Data listing:
######
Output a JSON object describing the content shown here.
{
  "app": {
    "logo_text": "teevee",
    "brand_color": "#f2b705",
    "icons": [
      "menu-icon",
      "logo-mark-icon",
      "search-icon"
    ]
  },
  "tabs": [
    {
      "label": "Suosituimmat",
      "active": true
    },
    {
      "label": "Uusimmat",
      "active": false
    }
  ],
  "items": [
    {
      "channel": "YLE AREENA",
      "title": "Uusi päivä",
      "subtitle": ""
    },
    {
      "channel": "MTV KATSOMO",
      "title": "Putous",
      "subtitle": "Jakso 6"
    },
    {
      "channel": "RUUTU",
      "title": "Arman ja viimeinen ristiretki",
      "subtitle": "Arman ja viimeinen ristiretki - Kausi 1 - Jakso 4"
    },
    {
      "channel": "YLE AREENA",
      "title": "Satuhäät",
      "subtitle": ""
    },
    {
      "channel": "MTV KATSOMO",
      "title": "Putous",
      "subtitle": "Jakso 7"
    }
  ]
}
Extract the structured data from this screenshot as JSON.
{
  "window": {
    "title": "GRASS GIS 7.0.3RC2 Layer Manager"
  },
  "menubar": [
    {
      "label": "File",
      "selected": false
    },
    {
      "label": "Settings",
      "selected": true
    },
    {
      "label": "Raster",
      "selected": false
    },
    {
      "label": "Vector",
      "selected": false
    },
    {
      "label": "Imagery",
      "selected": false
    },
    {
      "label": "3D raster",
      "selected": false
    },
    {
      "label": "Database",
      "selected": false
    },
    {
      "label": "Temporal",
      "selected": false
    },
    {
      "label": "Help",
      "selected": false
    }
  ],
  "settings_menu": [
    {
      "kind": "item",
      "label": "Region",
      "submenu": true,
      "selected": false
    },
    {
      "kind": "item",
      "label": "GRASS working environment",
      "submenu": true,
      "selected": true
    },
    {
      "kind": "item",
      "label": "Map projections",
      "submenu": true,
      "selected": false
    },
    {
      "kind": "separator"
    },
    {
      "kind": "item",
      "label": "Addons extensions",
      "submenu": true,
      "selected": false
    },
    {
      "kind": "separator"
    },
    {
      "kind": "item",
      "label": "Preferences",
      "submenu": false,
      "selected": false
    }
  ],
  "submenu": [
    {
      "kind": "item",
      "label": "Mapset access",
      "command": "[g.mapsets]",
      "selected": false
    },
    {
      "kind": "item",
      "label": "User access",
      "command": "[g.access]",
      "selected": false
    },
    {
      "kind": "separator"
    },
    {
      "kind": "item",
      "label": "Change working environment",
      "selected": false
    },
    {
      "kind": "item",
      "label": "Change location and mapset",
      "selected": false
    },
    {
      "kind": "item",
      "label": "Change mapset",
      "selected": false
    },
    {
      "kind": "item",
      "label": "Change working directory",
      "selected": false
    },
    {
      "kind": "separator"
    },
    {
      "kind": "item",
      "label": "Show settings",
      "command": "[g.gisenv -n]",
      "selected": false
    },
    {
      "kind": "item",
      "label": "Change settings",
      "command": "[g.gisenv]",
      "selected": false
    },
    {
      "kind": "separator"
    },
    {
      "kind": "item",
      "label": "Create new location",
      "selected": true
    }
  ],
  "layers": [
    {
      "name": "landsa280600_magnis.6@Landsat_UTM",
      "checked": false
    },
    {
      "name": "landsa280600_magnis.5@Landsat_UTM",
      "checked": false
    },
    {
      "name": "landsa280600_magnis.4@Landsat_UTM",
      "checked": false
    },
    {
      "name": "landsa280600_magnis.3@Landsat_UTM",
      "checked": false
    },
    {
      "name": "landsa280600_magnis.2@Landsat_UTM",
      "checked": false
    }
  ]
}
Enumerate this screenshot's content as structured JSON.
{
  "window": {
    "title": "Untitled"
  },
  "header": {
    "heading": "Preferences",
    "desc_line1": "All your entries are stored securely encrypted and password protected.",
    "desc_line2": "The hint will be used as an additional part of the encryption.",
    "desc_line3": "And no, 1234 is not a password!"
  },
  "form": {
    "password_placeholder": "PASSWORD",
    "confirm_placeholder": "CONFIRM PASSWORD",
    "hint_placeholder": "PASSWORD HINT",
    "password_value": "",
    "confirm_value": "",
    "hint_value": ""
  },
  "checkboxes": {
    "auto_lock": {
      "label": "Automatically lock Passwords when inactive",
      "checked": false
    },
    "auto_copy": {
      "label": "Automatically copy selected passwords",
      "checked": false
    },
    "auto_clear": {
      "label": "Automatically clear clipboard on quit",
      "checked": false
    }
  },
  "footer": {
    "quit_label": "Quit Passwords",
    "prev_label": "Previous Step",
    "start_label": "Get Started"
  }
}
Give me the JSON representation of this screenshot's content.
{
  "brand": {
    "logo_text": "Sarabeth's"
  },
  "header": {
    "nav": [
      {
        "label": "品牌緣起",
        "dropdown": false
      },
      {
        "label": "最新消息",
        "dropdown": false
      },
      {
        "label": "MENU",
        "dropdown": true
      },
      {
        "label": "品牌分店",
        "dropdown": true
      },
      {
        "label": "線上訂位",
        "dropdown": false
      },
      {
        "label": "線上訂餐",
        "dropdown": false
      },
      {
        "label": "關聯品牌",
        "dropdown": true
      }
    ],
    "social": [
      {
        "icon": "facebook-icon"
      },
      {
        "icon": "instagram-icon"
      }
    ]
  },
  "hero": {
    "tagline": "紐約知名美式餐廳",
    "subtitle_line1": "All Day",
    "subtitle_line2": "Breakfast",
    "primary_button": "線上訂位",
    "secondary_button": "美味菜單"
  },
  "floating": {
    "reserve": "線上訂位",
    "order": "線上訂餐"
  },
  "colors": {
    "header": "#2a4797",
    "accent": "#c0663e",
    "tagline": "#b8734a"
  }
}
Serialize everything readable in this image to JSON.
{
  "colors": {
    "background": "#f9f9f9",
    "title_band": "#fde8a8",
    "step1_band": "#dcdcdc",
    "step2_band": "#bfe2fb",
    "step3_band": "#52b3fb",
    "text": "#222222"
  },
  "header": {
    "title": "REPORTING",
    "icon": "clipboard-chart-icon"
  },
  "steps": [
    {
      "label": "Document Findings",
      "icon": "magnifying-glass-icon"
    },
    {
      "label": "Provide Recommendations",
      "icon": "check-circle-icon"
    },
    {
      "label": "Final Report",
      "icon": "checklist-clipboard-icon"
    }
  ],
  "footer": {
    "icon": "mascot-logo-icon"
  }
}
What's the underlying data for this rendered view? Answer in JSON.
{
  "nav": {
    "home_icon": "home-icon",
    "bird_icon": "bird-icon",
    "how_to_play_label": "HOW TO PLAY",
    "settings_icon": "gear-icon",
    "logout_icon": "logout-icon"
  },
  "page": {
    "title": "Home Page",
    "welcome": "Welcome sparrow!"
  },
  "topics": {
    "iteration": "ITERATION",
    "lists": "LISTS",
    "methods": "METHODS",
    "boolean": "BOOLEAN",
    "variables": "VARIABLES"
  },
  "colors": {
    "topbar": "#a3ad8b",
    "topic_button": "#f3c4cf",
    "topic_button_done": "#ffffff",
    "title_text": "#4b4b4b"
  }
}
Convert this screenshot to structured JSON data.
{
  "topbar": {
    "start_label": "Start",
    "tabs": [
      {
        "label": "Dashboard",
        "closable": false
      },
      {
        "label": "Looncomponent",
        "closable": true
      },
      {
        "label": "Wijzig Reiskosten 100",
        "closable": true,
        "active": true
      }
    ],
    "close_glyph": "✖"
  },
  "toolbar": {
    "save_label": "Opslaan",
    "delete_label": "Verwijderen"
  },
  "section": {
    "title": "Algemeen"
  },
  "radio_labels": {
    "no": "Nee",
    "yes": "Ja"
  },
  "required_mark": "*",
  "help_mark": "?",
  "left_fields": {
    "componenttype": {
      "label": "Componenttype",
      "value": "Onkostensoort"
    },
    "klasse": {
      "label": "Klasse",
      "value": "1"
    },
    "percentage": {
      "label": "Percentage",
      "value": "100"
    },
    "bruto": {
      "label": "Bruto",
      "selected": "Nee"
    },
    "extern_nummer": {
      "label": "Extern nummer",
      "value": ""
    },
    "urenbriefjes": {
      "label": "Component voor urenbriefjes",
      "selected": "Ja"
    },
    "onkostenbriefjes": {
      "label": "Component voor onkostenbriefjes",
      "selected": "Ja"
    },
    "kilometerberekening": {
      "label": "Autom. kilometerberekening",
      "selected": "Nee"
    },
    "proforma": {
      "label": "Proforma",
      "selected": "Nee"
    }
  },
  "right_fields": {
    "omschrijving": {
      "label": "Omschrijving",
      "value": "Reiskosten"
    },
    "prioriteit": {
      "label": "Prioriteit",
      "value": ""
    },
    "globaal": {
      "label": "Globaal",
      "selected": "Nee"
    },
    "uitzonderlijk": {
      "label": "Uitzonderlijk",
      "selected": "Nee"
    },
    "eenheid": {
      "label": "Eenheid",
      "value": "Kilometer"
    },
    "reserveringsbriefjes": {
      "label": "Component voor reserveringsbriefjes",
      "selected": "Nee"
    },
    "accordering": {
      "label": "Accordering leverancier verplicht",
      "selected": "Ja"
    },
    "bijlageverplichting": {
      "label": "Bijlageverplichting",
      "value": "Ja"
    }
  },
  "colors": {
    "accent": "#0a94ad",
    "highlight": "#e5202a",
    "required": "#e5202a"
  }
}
######
> [DESCRIPTION OF THE TASK] How many of these lines contain "urenbriefjes"? Write only the number.

> [TASK RESPONSE] 2